◆ **YOUR INSTRUCTIONS**:
In how many lines does the string "como" appear? Answer with the number only.

········

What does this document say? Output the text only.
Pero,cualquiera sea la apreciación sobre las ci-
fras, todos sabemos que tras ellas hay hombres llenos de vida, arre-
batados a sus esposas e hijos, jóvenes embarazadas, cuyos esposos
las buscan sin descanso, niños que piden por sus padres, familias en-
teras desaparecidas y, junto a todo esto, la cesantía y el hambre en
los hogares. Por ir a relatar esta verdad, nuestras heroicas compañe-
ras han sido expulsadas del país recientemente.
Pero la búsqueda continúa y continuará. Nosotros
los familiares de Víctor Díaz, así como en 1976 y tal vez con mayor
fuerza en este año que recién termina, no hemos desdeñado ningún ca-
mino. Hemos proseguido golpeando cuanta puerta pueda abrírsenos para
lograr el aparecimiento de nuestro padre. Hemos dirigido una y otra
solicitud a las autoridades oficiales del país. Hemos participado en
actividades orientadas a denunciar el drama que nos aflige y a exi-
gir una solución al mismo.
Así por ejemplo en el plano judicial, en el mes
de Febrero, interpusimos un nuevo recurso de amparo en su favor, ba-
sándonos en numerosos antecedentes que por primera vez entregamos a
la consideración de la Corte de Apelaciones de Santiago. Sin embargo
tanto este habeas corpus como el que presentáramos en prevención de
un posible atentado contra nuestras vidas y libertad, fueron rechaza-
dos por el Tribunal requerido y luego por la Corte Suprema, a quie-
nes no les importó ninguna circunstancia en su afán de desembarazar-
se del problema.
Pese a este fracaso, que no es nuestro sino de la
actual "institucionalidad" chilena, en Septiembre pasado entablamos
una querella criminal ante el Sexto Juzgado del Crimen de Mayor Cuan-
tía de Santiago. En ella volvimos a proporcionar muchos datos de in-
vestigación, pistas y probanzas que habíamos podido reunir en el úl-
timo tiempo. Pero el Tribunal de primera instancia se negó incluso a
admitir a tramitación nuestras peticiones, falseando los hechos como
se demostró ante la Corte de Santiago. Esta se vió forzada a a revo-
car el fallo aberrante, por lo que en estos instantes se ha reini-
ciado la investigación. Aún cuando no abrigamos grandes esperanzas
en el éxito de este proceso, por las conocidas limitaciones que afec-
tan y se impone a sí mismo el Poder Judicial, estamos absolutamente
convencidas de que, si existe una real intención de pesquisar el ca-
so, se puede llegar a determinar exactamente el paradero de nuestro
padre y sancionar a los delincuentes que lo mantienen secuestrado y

········

◆ **OUTPUT OF THE TASK**:
3